■ **What is expected**
Wherever the string "Board" shows up in a line, count that line. Give the total alone.

--- START OF Provided data ---

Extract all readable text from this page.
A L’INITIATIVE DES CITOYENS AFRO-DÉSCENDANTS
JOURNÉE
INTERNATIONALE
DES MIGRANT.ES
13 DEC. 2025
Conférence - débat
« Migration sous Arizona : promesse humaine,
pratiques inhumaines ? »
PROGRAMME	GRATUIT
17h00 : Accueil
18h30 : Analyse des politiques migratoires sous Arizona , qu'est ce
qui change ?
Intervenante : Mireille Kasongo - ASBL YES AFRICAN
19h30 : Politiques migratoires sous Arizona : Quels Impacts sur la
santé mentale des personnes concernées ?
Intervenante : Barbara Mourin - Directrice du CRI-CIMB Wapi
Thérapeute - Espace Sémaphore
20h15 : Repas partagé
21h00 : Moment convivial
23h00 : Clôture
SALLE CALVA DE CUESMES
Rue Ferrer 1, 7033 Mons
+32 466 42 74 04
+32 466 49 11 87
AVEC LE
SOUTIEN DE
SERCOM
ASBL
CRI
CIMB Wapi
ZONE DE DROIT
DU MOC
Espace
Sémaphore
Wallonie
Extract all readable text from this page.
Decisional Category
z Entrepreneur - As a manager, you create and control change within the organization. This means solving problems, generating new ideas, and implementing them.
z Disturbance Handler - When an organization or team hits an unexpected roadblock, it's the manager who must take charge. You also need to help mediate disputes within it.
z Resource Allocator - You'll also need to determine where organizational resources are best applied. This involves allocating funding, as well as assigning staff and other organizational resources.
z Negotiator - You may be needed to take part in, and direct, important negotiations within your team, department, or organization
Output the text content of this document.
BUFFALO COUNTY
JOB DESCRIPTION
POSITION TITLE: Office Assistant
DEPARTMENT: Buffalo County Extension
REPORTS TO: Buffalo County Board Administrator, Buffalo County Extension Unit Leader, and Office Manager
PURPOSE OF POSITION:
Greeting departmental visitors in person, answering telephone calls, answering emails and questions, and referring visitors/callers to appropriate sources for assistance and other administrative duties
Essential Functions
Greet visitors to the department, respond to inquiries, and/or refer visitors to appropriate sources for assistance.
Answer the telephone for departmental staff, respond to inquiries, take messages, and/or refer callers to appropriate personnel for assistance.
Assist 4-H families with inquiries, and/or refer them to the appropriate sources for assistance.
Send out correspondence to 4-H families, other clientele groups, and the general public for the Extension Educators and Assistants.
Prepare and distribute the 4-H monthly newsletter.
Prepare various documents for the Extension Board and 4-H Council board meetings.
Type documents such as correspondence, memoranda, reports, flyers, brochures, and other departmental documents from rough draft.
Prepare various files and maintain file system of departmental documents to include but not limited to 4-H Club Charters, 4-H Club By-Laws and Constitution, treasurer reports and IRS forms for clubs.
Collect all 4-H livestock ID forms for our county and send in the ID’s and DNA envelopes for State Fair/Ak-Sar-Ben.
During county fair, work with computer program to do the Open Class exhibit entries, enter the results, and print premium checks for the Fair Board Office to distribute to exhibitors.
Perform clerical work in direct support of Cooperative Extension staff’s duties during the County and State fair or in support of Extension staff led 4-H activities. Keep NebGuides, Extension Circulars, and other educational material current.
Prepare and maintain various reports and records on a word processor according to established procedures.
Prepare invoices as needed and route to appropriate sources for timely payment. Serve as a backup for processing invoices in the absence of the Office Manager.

--- END OF Provided data ---

■ **Answer to this exercise**
3